[Figure collection entries]
----------

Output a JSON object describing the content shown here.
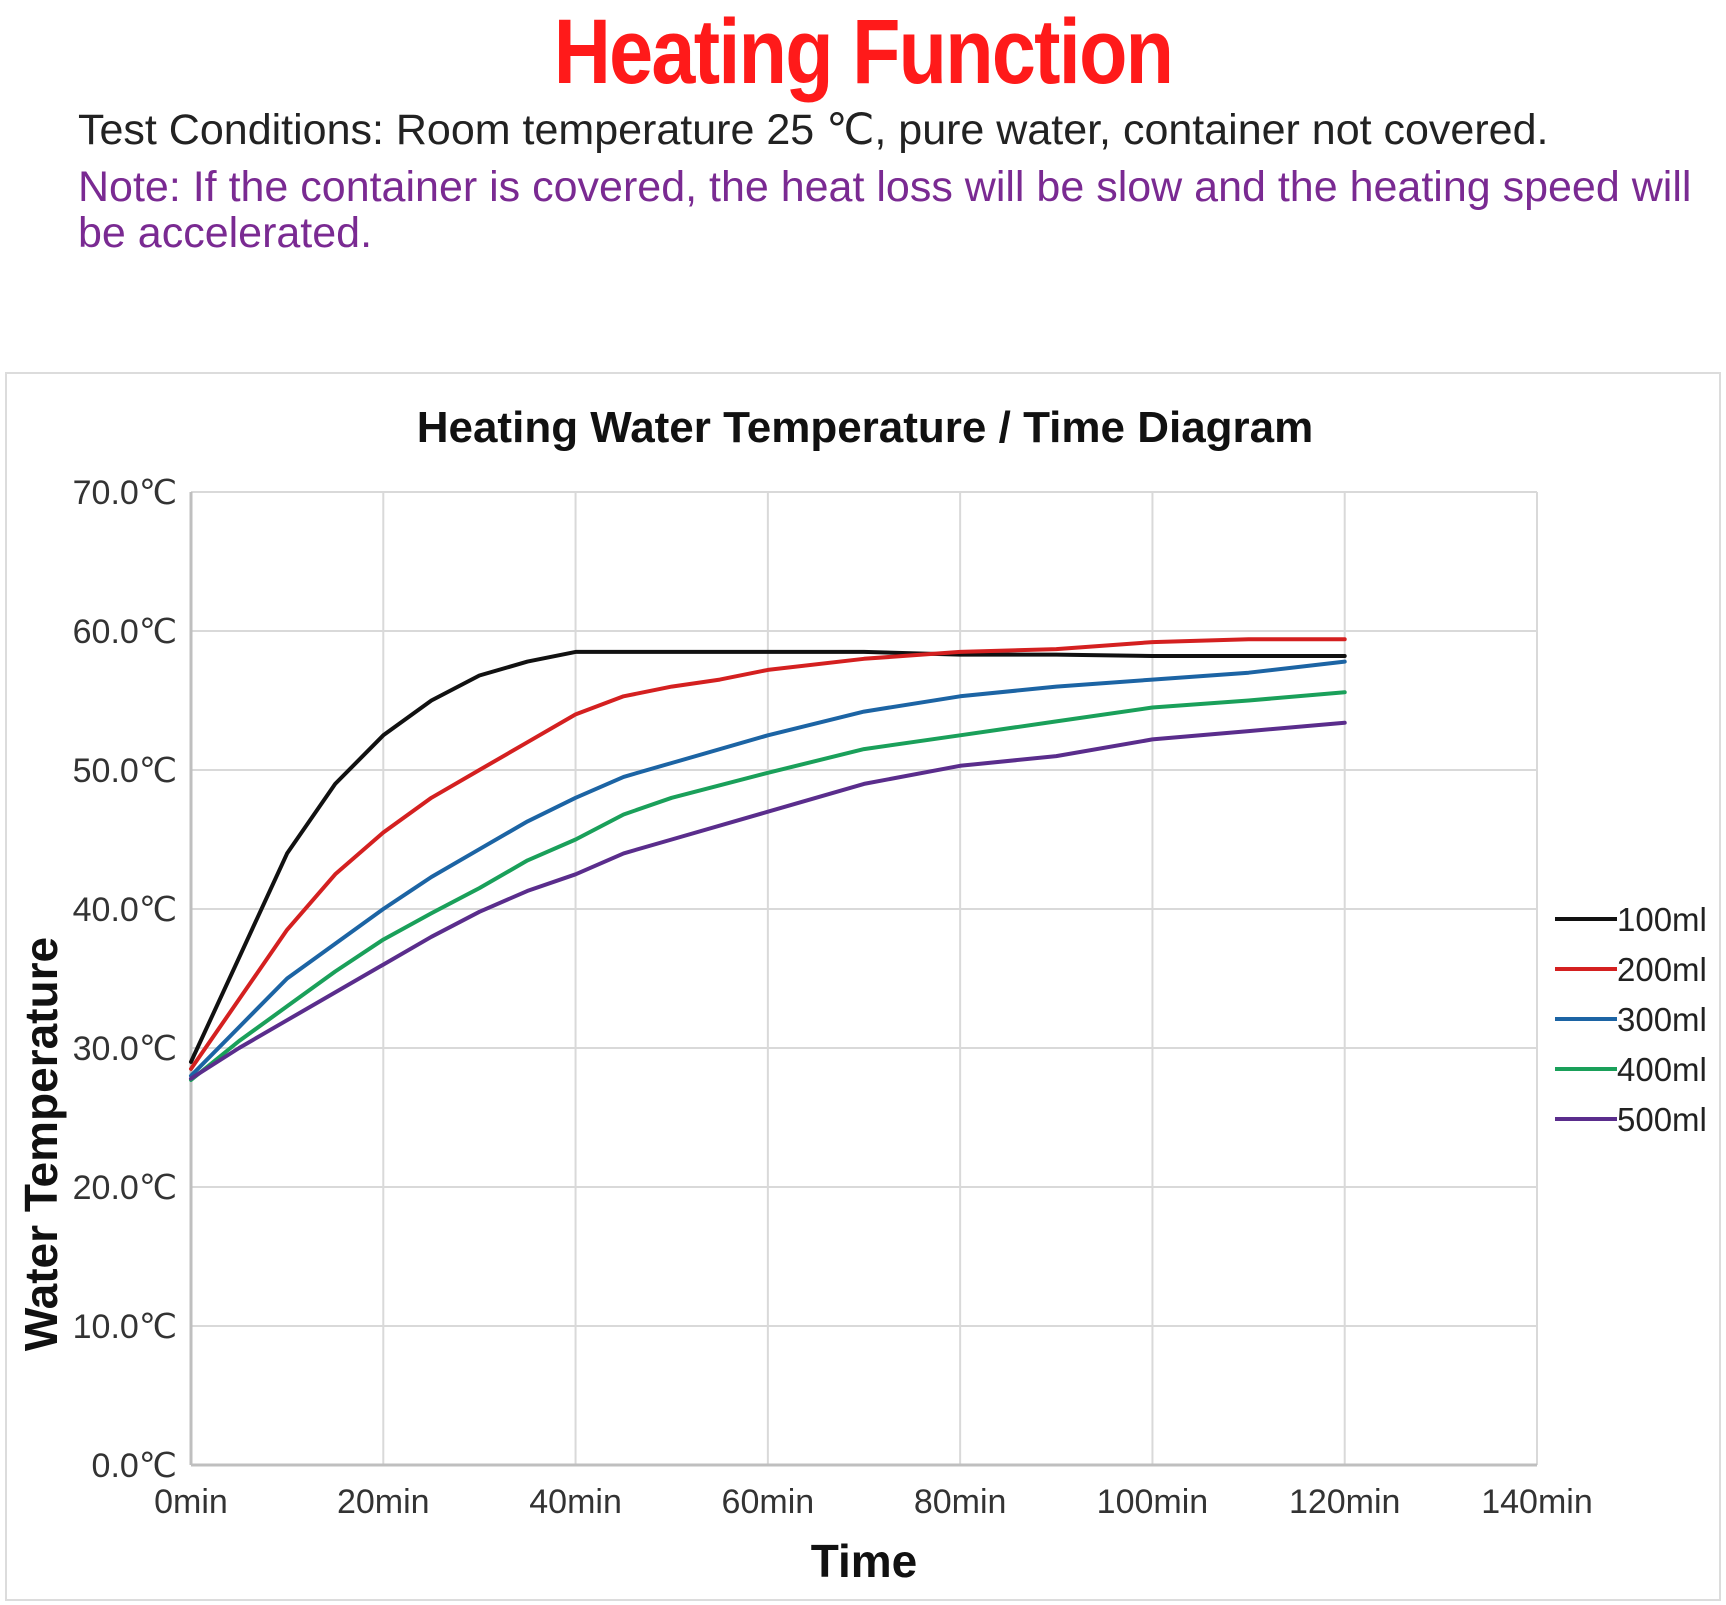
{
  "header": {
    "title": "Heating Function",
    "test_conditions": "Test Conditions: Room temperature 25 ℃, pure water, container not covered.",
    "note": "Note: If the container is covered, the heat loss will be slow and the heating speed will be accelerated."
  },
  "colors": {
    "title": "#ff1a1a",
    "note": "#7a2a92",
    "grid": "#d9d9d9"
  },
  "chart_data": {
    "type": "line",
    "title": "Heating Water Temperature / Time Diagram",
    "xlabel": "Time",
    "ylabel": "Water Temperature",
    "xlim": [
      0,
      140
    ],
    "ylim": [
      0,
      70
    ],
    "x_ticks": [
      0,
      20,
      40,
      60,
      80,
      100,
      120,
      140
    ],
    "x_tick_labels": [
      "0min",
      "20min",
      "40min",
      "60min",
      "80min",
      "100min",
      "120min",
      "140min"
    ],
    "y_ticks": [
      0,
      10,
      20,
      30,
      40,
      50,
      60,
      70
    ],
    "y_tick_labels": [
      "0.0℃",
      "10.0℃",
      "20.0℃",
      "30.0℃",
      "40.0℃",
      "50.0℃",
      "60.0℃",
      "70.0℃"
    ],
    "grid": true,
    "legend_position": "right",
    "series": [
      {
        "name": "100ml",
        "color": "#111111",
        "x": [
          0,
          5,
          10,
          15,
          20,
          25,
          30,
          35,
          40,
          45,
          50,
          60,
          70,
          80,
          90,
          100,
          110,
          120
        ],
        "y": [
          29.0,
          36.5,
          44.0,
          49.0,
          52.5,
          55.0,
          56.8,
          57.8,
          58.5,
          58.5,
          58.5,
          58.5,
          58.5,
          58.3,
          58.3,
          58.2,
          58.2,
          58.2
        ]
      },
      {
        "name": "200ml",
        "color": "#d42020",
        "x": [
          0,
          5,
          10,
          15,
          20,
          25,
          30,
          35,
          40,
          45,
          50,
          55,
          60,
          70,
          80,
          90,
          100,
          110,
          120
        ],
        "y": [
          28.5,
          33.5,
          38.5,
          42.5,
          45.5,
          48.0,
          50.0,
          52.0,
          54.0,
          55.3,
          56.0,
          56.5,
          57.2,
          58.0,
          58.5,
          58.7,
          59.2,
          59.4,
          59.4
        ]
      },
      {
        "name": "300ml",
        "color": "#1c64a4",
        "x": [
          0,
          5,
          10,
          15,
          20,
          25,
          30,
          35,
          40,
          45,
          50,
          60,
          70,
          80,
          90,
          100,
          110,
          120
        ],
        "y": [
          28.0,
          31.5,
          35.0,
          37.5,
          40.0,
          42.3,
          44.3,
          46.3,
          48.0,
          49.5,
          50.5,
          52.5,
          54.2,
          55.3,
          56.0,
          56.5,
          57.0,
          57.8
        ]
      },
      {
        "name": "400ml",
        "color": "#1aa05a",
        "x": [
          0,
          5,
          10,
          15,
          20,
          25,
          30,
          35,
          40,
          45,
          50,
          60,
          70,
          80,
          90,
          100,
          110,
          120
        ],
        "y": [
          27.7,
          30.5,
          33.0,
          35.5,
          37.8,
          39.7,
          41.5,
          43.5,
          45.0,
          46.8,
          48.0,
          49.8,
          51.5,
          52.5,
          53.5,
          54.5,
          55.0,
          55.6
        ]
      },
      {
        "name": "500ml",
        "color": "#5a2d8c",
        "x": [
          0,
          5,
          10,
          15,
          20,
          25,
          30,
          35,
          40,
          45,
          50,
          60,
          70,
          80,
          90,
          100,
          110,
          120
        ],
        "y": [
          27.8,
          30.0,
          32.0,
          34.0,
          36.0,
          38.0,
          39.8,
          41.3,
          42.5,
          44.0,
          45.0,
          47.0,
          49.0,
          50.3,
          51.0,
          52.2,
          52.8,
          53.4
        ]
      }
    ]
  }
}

----------

DO THIS:
Every line above should be returned word for word, with the pictures left behind.

FINAL RESULT:
Output a JSON object describing the content shown here.
{
  "header": {
    "title": "Heating Function",
    "test_conditions": "Test Conditions: Room temperature 25 ℃, pure water, container not covered.",
    "note": "Note: If the container is covered, the heat loss will be slow and the heating speed will be accelerated."
  },
  "colors": {
    "title": "#ff1a1a",
    "note": "#7a2a92",
    "grid": "#d9d9d9"
  },
  "chart_data": {
    "type": "line",
    "title": "Heating Water Temperature / Time Diagram",
    "xlabel": "Time",
    "ylabel": "Water Temperature",
    "xlim": [
      0,
      140
    ],
    "ylim": [
      0,
      70
    ],
    "x_ticks": [
      0,
      20,
      40,
      60,
      80,
      100,
      120,
      140
    ],
    "x_tick_labels": [
      "0min",
      "20min",
      "40min",
      "60min",
      "80min",
      "100min",
      "120min",
      "140min"
    ],
    "y_ticks": [
      0,
      10,
      20,
      30,
      40,
      50,
      60,
      70
    ],
    "y_tick_labels": [
      "0.0℃",
      "10.0℃",
      "20.0℃",
      "30.0℃",
      "40.0℃",
      "50.0℃",
      "60.0℃",
      "70.0℃"
    ],
    "grid": true,
    "legend_position": "right",
    "series": [
      {
        "name": "100ml",
        "color": "#111111",
        "x": [
          0,
          5,
          10,
          15,
          20,
          25,
          30,
          35,
          40,
          45,
          50,
          60,
          70,
          80,
          90,
          100,
          110,
          120
        ],
        "y": [
          29.0,
          36.5,
          44.0,
          49.0,
          52.5,
          55.0,
          56.8,
          57.8,
          58.5,
          58.5,
          58.5,
          58.5,
          58.5,
          58.3,
          58.3,
          58.2,
          58.2,
          58.2
        ]
      },
      {
        "name": "200ml",
        "color": "#d42020",
        "x": [
          0,
          5,
          10,
          15,
          20,
          25,
          30,
          35,
          40,
          45,
          50,
          55,
          60,
          70,
          80,
          90,
          100,
          110,
          120
        ],
        "y": [
          28.5,
          33.5,
          38.5,
          42.5,
          45.5,
          48.0,
          50.0,
          52.0,
          54.0,
          55.3,
          56.0,
          56.5,
          57.2,
          58.0,
          58.5,
          58.7,
          59.2,
          59.4,
          59.4
        ]
      },
      {
        "name": "300ml",
        "color": "#1c64a4",
        "x": [
          0,
          5,
          10,
          15,
          20,
          25,
          30,
          35,
          40,
          45,
          50,
          60,
          70,
          80,
          90,
          100,
          110,
          120
        ],
        "y": [
          28.0,
          31.5,
          35.0,
          37.5,
          40.0,
          42.3,
          44.3,
          46.3,
          48.0,
          49.5,
          50.5,
          52.5,
          54.2,
          55.3,
          56.0,
          56.5,
          57.0,
          57.8
        ]
      },
      {
        "name": "400ml",
        "color": "#1aa05a",
        "x": [
          0,
          5,
          10,
          15,
          20,
          25,
          30,
          35,
          40,
          45,
          50,
          60,
          70,
          80,
          90,
          100,
          110,
          120
        ],
        "y": [
          27.7,
          30.5,
          33.0,
          35.5,
          37.8,
          39.7,
          41.5,
          43.5,
          45.0,
          46.8,
          48.0,
          49.8,
          51.5,
          52.5,
          53.5,
          54.5,
          55.0,
          55.6
        ]
      },
      {
        "name": "500ml",
        "color": "#5a2d8c",
        "x": [
          0,
          5,
          10,
          15,
          20,
          25,
          30,
          35,
          40,
          45,
          50,
          60,
          70,
          80,
          90,
          100,
          110,
          120
        ],
        "y": [
          27.8,
          30.0,
          32.0,
          34.0,
          36.0,
          38.0,
          39.8,
          41.3,
          42.5,
          44.0,
          45.0,
          47.0,
          49.0,
          50.3,
          51.0,
          52.2,
          52.8,
          53.4
        ]
      }
    ]
  }
}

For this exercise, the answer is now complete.